Collected data:
__________

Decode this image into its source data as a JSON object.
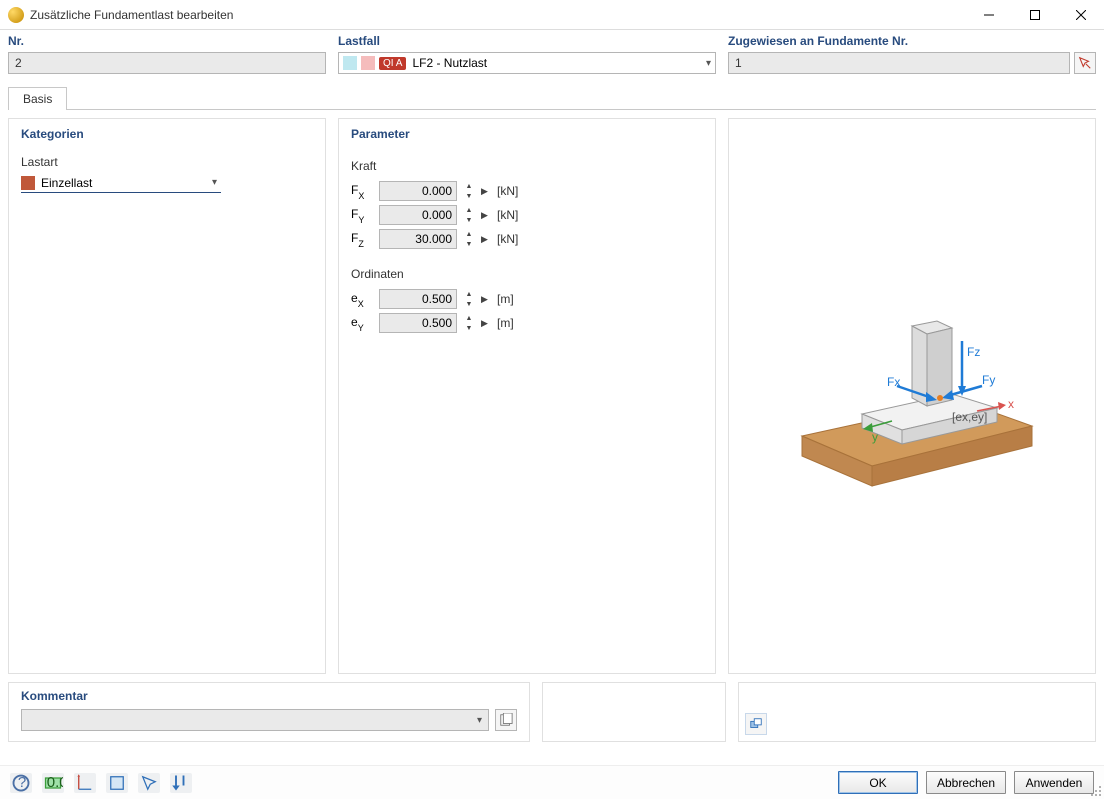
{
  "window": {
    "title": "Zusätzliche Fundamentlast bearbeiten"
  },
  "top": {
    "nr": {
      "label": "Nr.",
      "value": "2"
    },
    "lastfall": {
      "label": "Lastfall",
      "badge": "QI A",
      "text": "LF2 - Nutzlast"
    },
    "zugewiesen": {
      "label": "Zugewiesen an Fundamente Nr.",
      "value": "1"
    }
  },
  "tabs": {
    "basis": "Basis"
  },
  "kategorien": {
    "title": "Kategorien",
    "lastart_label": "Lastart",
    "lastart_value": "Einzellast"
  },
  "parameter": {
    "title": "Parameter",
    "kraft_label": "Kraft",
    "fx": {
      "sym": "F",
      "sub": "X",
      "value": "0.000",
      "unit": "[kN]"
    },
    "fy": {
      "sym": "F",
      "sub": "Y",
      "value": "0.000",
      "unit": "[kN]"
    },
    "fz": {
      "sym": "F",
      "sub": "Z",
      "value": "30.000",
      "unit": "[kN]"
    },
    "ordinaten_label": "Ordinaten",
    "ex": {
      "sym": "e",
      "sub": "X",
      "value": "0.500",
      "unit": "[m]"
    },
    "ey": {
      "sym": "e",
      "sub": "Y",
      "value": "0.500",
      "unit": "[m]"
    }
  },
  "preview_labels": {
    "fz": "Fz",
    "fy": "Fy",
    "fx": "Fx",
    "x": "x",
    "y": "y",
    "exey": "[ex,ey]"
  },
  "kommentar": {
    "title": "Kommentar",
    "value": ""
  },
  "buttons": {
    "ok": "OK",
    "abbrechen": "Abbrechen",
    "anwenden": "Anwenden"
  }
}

__________

* PROBLEM DESCRIPTION *
Copy each line holding the word "title" from the listing above.

* SOLUTION BELOW *
    "title": "Zusätzliche Fundamentlast bearbeiten"
    "title": "Kategorien",
    "title": "Parameter",
    "title": "Kommentar",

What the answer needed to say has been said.